• [Given request]
Copy out the listing in full, exactly as written, but not its pictures.

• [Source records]
******************************

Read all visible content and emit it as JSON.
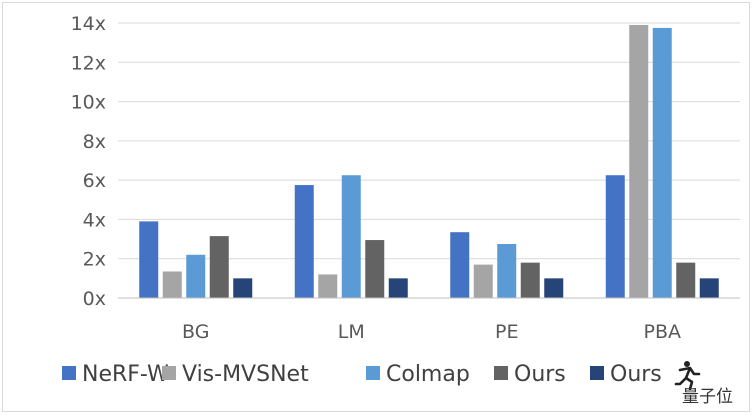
{
  "chart_data": {
    "type": "bar",
    "categories": [
      "BG",
      "LM",
      "PE",
      "PBA"
    ],
    "series": [
      {
        "name": "NeRF-W",
        "color": "#4472C4",
        "values": [
          3.9,
          5.75,
          3.35,
          6.25
        ]
      },
      {
        "name": "Vis-MVSNet",
        "color": "#A5A5A5",
        "values": [
          1.35,
          1.2,
          1.7,
          13.9
        ]
      },
      {
        "name": "Colmap",
        "color": "#5B9BD5",
        "values": [
          2.2,
          6.25,
          2.75,
          13.75
        ]
      },
      {
        "name": "Ours",
        "color": "#636363",
        "values": [
          3.15,
          2.95,
          1.8,
          1.8
        ]
      },
      {
        "name": "Ours",
        "color": "#264478",
        "values": [
          1.0,
          1.0,
          1.0,
          1.0
        ]
      }
    ],
    "ylim": [
      0,
      14
    ],
    "yticks": [
      0,
      2,
      4,
      6,
      8,
      10,
      12,
      14
    ],
    "ytick_labels": [
      "0x",
      "2x",
      "4x",
      "6x",
      "8x",
      "10x",
      "12x",
      "14x"
    ],
    "grid": true,
    "legend_position": "bottom"
  },
  "watermark": {
    "text": "量子位",
    "icon": "running-figure-icon"
  }
}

******************************

• [In response]
Read all visible content and emit it as JSON.
{
  "chart_data": {
    "type": "bar",
    "categories": [
      "BG",
      "LM",
      "PE",
      "PBA"
    ],
    "series": [
      {
        "name": "NeRF-W",
        "color": "#4472C4",
        "values": [
          3.9,
          5.75,
          3.35,
          6.25
        ]
      },
      {
        "name": "Vis-MVSNet",
        "color": "#A5A5A5",
        "values": [
          1.35,
          1.2,
          1.7,
          13.9
        ]
      },
      {
        "name": "Colmap",
        "color": "#5B9BD5",
        "values": [
          2.2,
          6.25,
          2.75,
          13.75
        ]
      },
      {
        "name": "Ours",
        "color": "#636363",
        "values": [
          3.15,
          2.95,
          1.8,
          1.8
        ]
      },
      {
        "name": "Ours",
        "color": "#264478",
        "values": [
          1.0,
          1.0,
          1.0,
          1.0
        ]
      }
    ],
    "ylim": [
      0,
      14
    ],
    "yticks": [
      0,
      2,
      4,
      6,
      8,
      10,
      12,
      14
    ],
    "ytick_labels": [
      "0x",
      "2x",
      "4x",
      "6x",
      "8x",
      "10x",
      "12x",
      "14x"
    ],
    "grid": true,
    "legend_position": "bottom"
  },
  "watermark": {
    "text": "量子位",
    "icon": "running-figure-icon"
  }
}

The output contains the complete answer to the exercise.